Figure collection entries
-- start --

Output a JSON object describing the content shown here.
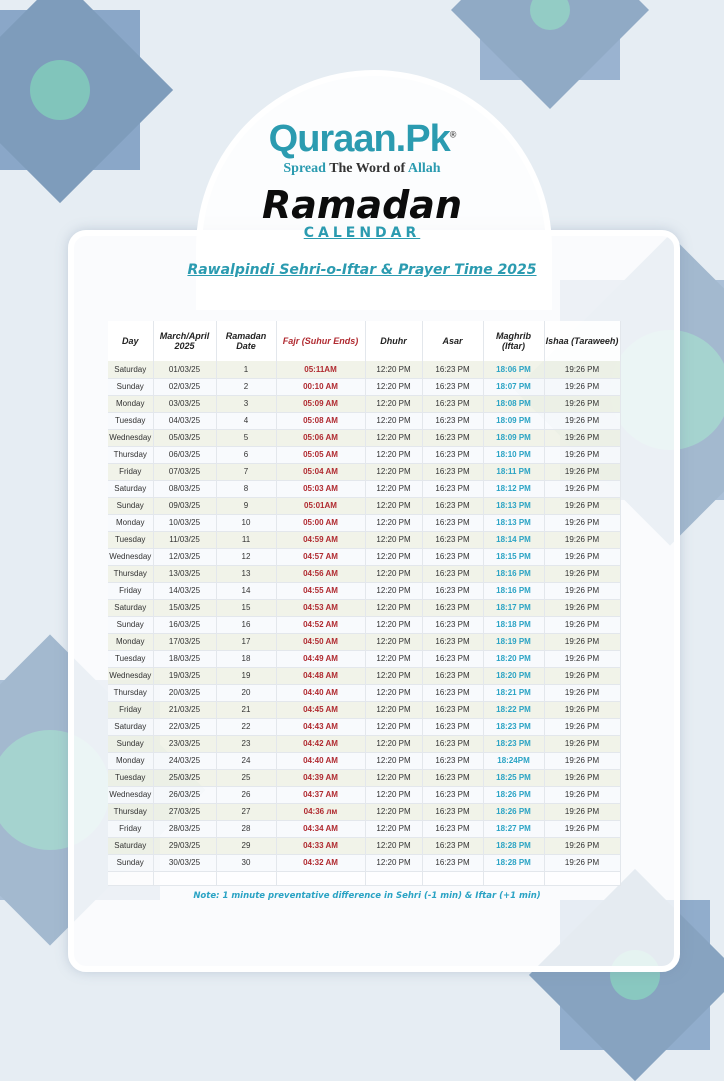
{
  "brand": {
    "logo": "Quraan.Pk",
    "registered": "®",
    "tagline_1": "Spread",
    "tagline_2": "The Word of",
    "tagline_3": "Allah"
  },
  "title": "Ramadan",
  "subtitle": "CALENDAR",
  "heading": "Rawalpindi Sehri-o-Iftar & Prayer Time 2025",
  "colors": {
    "accent": "#2b9bb0",
    "fajr": "#b02a30",
    "maghrib": "#2aa3c4"
  },
  "table": {
    "headers": [
      "Day",
      "March/April 2025",
      "Ramadan Date",
      "Fajr (Suhur Ends)",
      "Dhuhr",
      "Asar",
      "Maghrib (Iftar)",
      "Ishaa (Taraweeh)"
    ],
    "rows": [
      [
        "Saturday",
        "01/03/25",
        "1",
        "05:11AM",
        "12:20 PM",
        "16:23 PM",
        "18:06 PM",
        "19:26 PM"
      ],
      [
        "Sunday",
        "02/03/25",
        "2",
        "00:10 AM",
        "12:20 PM",
        "16:23 PM",
        "18:07 PM",
        "19:26 PM"
      ],
      [
        "Monday",
        "03/03/25",
        "3",
        "05:09 AM",
        "12:20 PM",
        "16:23 PM",
        "18:08 PM",
        "19:26 PM"
      ],
      [
        "Tuesday",
        "04/03/25",
        "4",
        "05:08 AM",
        "12:20 PM",
        "16:23 PM",
        "18:09 PM",
        "19:26 PM"
      ],
      [
        "Wednesday",
        "05/03/25",
        "5",
        "05:06 AM",
        "12:20 PM",
        "16:23 PM",
        "18:09 PM",
        "19:26 PM"
      ],
      [
        "Thursday",
        "06/03/25",
        "6",
        "05:05 AM",
        "12:20 PM",
        "16:23 PM",
        "18:10 PM",
        "19:26 PM"
      ],
      [
        "Friday",
        "07/03/25",
        "7",
        "05:04 AM",
        "12:20 PM",
        "16:23 PM",
        "18:11 PM",
        "19:26 PM"
      ],
      [
        "Saturday",
        "08/03/25",
        "8",
        "05:03 AM",
        "12:20 PM",
        "16:23 PM",
        "18:12 PM",
        "19:26 PM"
      ],
      [
        "Sunday",
        "09/03/25",
        "9",
        "05:01AM",
        "12:20 PM",
        "16:23 PM",
        "18:13 PM",
        "19:26 PM"
      ],
      [
        "Monday",
        "10/03/25",
        "10",
        "05:00 AM",
        "12:20 PM",
        "16:23 PM",
        "18:13 PM",
        "19:26 PM"
      ],
      [
        "Tuesday",
        "11/03/25",
        "11",
        "04:59 AM",
        "12:20 PM",
        "16:23 PM",
        "18:14 PM",
        "19:26 PM"
      ],
      [
        "Wednesday",
        "12/03/25",
        "12",
        "04:57 AM",
        "12:20 PM",
        "16:23 PM",
        "18:15 PM",
        "19:26 PM"
      ],
      [
        "Thursday",
        "13/03/25",
        "13",
        "04:56 AM",
        "12:20 PM",
        "16:23 PM",
        "18:16 PM",
        "19:26 PM"
      ],
      [
        "Friday",
        "14/03/25",
        "14",
        "04:55 AM",
        "12:20 PM",
        "16:23 PM",
        "18:16 PM",
        "19:26 PM"
      ],
      [
        "Saturday",
        "15/03/25",
        "15",
        "04:53 AM",
        "12:20 PM",
        "16:23 PM",
        "18:17 PM",
        "19:26 PM"
      ],
      [
        "Sunday",
        "16/03/25",
        "16",
        "04:52 AM",
        "12:20 PM",
        "16:23 PM",
        "18:18 PM",
        "19:26 PM"
      ],
      [
        "Monday",
        "17/03/25",
        "17",
        "04:50 AM",
        "12:20 PM",
        "16:23 PM",
        "18:19 PM",
        "19:26 PM"
      ],
      [
        "Tuesday",
        "18/03/25",
        "18",
        "04:49 AM",
        "12:20 PM",
        "16:23 PM",
        "18:20 PM",
        "19:26 PM"
      ],
      [
        "Wednesday",
        "19/03/25",
        "19",
        "04:48 AM",
        "12:20 PM",
        "16:23 PM",
        "18:20 PM",
        "19:26 PM"
      ],
      [
        "Thursday",
        "20/03/25",
        "20",
        "04:40 AM",
        "12:20 PM",
        "16:23 PM",
        "18:21 PM",
        "19:26 PM"
      ],
      [
        "Friday",
        "21/03/25",
        "21",
        "04:45 AM",
        "12:20 PM",
        "16:23 PM",
        "18:22 PM",
        "19:26 PM"
      ],
      [
        "Saturday",
        "22/03/25",
        "22",
        "04:43 AM",
        "12:20 PM",
        "16:23 PM",
        "18:23 PM",
        "19:26 PM"
      ],
      [
        "Sunday",
        "23/03/25",
        "23",
        "04:42 AM",
        "12:20 PM",
        "16:23 PM",
        "18:23 PM",
        "19:26 PM"
      ],
      [
        "Monday",
        "24/03/25",
        "24",
        "04:40 AM",
        "12:20 PM",
        "16:23 PM",
        "18:24PM",
        "19:26 PM"
      ],
      [
        "Tuesday",
        "25/03/25",
        "25",
        "04:39 AM",
        "12:20 PM",
        "16:23 PM",
        "18:25 PM",
        "19:26 PM"
      ],
      [
        "Wednesday",
        "26/03/25",
        "26",
        "04:37 AM",
        "12:20 PM",
        "16:23 PM",
        "18:26 PM",
        "19:26 PM"
      ],
      [
        "Thursday",
        "27/03/25",
        "27",
        "04:36 лм",
        "12:20 PM",
        "16:23 PM",
        "18:26 PM",
        "19:26 PM"
      ],
      [
        "Friday",
        "28/03/25",
        "28",
        "04:34 AM",
        "12:20 PM",
        "16:23 PM",
        "18:27 PM",
        "19:26 PM"
      ],
      [
        "Saturday",
        "29/03/25",
        "29",
        "04:33 AM",
        "12:20 PM",
        "16:23 PM",
        "18:28 PM",
        "19:26 PM"
      ],
      [
        "Sunday",
        "30/03/25",
        "30",
        "04:32 AM",
        "12:20 PM",
        "16:23 PM",
        "18:28 PM",
        "19:26 PM"
      ]
    ]
  },
  "note": "Note: 1 minute preventative difference in Sehri (-1 min) & Iftar (+1 min)"
}
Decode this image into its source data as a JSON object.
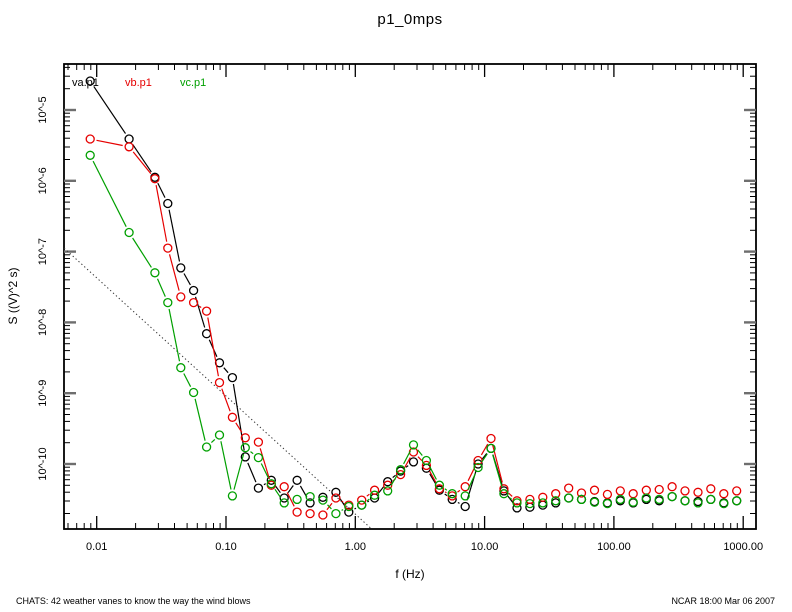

-- end --

- What is being asked -
Go through the records and gather the lines that hold "Iftar".

- Exercise response -
  "heading": "Rawalpindi Sehri-o-Iftar & Prayer Time 2025",
      "Maghrib (Iftar)",
  "note": "Note: 1 minute preventative difference in Sehri (-1 min) & Iftar (+1 min)"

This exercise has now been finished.